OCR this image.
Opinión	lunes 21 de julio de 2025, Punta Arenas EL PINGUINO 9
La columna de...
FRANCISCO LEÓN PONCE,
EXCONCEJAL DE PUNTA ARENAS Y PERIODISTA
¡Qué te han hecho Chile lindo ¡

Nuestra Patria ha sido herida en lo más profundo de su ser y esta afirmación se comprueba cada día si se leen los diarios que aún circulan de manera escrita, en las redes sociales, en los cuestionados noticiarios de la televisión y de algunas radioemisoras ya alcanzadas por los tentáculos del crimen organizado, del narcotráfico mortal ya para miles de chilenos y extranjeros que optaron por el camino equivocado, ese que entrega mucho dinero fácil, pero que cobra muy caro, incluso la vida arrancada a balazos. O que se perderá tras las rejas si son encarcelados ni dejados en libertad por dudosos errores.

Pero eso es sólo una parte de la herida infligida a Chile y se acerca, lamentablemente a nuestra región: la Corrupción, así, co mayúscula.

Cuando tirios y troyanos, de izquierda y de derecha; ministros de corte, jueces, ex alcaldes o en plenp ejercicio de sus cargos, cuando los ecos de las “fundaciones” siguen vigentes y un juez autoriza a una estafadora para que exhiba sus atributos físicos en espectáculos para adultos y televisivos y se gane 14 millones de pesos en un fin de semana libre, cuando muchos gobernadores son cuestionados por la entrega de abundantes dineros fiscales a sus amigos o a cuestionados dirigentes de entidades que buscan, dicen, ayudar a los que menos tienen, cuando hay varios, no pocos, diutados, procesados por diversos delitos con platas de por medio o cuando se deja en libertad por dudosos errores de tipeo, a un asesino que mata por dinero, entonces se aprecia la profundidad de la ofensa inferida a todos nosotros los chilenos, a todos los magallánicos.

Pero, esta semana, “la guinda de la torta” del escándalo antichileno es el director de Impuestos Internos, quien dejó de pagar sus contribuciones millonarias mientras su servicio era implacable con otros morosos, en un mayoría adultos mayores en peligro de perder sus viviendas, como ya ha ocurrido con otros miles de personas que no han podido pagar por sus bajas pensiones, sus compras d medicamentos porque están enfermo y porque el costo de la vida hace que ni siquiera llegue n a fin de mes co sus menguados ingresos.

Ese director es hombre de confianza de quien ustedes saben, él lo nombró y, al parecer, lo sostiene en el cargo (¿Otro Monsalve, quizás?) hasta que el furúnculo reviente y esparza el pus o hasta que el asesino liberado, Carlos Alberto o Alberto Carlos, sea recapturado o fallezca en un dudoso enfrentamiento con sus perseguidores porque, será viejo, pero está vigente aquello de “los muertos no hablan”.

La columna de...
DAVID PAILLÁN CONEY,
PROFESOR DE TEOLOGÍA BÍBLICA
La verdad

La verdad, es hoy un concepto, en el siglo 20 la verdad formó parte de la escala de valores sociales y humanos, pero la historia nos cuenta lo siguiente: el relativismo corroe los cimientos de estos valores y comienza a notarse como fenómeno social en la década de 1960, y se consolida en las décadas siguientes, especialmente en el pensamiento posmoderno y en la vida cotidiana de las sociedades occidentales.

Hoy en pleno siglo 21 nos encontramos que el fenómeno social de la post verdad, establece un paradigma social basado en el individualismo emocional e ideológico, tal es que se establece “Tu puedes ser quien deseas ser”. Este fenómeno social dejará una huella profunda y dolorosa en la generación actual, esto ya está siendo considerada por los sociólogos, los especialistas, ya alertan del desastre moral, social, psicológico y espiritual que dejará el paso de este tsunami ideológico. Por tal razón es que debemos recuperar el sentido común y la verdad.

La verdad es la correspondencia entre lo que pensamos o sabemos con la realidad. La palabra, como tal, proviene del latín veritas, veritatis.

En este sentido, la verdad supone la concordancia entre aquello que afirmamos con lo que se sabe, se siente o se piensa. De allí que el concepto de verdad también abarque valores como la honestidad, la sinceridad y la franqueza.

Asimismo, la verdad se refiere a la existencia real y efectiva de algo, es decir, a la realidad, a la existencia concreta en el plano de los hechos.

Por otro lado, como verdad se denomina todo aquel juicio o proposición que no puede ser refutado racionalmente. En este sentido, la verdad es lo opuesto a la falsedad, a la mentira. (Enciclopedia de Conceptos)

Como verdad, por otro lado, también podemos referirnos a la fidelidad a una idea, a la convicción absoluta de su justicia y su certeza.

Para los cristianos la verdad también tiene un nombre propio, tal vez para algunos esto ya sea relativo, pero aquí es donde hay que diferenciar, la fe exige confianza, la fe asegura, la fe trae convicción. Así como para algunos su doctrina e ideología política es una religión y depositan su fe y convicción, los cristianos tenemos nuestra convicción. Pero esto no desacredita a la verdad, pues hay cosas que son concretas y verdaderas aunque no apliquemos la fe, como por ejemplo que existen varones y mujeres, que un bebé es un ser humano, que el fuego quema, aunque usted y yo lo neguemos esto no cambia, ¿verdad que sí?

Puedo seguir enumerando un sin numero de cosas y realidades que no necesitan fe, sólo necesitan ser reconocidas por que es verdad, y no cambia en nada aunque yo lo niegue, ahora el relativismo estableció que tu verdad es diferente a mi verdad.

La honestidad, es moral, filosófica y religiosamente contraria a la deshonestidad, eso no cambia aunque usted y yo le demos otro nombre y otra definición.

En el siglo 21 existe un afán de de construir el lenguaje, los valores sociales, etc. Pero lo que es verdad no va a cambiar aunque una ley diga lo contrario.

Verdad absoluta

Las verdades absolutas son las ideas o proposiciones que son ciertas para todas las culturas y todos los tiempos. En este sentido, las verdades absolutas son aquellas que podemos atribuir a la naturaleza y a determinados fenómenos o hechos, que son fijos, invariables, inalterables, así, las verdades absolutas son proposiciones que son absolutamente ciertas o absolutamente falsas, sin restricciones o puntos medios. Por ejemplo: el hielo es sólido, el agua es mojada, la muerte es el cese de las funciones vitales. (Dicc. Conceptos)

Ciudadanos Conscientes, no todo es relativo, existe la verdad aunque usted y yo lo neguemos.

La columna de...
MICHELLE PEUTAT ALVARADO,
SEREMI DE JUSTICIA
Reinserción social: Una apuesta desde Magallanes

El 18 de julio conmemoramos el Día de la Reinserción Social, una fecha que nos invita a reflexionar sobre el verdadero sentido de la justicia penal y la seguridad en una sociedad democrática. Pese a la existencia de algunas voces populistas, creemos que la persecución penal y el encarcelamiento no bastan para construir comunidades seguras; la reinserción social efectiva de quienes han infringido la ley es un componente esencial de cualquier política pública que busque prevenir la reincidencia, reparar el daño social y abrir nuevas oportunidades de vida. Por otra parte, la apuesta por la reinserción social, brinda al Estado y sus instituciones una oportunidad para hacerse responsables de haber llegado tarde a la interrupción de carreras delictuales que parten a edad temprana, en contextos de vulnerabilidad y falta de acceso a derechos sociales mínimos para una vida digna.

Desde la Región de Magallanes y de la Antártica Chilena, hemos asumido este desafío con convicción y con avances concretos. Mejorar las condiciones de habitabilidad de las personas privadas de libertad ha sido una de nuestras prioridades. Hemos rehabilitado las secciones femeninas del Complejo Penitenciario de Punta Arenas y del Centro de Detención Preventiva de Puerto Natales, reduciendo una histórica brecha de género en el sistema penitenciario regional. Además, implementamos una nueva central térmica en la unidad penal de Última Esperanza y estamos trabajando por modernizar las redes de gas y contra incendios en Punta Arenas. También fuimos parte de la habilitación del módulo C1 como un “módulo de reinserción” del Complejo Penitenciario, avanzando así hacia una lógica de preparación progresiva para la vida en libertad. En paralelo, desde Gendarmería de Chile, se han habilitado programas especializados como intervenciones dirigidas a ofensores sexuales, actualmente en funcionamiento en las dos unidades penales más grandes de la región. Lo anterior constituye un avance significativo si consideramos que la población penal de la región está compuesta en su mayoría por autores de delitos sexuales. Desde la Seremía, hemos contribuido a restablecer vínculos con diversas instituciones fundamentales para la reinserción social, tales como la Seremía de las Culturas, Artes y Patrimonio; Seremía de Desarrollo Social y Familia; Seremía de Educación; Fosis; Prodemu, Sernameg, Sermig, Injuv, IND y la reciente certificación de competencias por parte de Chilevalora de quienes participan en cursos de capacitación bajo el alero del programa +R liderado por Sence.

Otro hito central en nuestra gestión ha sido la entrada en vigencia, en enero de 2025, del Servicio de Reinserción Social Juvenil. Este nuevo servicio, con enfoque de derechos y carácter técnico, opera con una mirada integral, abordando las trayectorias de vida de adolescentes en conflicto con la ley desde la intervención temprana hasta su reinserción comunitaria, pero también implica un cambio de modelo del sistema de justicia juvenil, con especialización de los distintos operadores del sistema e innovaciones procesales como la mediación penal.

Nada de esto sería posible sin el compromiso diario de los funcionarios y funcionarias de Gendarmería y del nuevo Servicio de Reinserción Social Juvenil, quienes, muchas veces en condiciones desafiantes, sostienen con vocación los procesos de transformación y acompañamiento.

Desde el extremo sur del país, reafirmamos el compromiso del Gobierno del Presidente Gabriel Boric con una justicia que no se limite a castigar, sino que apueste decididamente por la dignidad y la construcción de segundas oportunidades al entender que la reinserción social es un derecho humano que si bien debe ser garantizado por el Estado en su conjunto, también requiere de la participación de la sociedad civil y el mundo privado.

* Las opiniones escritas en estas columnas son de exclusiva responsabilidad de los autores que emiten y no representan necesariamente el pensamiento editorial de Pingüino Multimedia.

OBJECTIVE =
Gather and copy every line of the data in which the string "relativismo" is found.

RESULT FOR THIS TASK =
La verdad, es hoy un concepto, en el siglo 20 la verdad formó parte de la escala de valores sociales y humanos, pero la historia nos cuenta lo siguiente: el relativismo corroe los cimientos de estos valores y comienza a notarse como fenómeno social en la década de 1960, y se consolida en las décadas siguientes, especialmente en el pensamiento posmoderno y en la vida cotidiana de las sociedades occidentales.
Puedo seguir enumerando un sin numero de cosas y realidades que no necesitan fe, sólo necesitan ser reconocidas por que es verdad, y no cambia en nada aunque yo lo niegue, ahora el relativismo estableció que tu verdad es diferente a mi verdad.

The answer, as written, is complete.